▸ **CHALLENGE**
Pick out all lines of the entries that include the word "future" and copy them.
======== RECORDS SHOWN ========
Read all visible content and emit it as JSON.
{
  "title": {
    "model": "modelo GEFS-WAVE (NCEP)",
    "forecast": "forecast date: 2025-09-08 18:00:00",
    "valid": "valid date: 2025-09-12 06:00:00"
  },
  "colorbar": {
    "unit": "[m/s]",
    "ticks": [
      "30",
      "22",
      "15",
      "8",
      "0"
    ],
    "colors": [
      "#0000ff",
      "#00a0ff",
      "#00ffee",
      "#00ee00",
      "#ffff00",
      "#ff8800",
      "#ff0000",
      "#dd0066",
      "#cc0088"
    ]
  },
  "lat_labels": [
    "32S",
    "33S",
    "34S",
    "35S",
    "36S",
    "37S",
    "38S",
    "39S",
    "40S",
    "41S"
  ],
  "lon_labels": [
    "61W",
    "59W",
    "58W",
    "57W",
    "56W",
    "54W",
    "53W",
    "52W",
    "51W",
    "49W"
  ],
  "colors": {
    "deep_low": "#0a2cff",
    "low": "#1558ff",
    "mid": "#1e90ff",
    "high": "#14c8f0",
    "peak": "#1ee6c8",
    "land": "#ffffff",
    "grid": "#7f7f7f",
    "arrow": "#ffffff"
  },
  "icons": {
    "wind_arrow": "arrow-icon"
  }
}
========
======== RECORDS SHOWN ========
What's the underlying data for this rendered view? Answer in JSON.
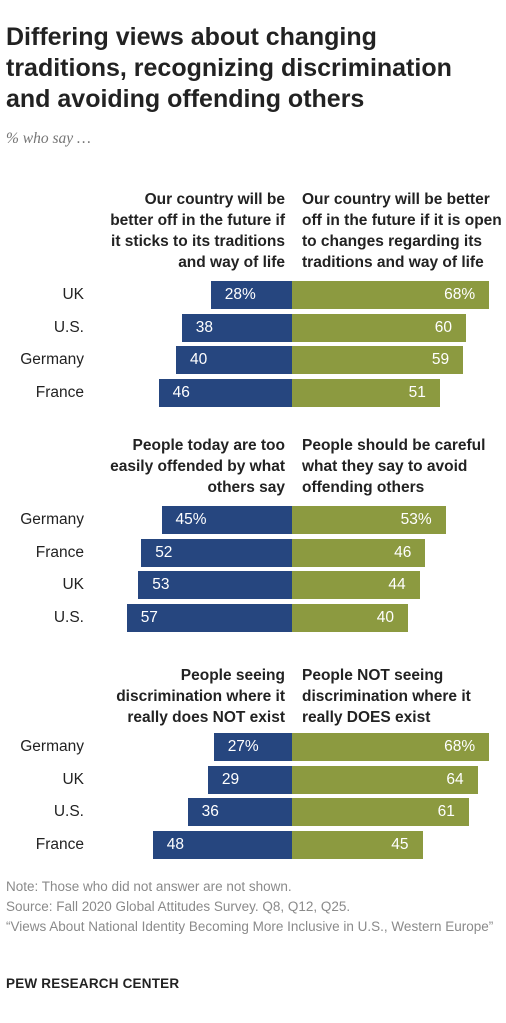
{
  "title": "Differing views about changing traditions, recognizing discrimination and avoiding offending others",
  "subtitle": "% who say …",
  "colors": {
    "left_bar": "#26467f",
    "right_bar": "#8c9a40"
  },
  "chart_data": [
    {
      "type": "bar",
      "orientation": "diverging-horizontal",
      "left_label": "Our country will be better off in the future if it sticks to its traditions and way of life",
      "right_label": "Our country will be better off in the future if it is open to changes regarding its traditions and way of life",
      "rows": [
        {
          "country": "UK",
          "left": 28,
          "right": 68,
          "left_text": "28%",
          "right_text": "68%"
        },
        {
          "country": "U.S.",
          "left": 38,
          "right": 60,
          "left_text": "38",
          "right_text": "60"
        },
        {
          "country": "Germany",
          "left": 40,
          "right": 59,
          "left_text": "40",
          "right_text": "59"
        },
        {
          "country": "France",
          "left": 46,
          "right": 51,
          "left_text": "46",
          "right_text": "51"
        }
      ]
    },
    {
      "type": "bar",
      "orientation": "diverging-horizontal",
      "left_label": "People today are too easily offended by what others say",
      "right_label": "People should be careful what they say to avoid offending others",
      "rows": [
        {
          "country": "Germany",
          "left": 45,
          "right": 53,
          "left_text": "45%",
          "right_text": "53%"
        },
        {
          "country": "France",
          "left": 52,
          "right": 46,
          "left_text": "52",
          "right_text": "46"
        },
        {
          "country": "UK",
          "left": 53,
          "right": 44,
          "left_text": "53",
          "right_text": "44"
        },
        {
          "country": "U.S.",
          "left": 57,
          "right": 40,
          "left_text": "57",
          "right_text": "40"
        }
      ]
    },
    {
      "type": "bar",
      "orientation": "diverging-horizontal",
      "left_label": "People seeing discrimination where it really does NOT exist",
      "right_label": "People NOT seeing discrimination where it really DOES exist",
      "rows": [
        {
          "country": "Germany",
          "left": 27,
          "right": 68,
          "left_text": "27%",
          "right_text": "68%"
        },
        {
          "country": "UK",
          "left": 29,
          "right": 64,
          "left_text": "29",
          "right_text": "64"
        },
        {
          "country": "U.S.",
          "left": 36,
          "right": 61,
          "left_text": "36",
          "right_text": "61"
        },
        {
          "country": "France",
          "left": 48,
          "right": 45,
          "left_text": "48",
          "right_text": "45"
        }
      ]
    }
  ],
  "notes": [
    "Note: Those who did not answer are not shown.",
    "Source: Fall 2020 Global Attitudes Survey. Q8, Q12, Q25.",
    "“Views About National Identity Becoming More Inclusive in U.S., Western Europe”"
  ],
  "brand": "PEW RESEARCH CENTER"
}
========
▸ **EXERCISE RESPONSE**
      "left_label": "Our country will be better off in the future if it sticks to its traditions and way of life",
      "right_label": "Our country will be better off in the future if it is open to changes regarding its traditions and way of life",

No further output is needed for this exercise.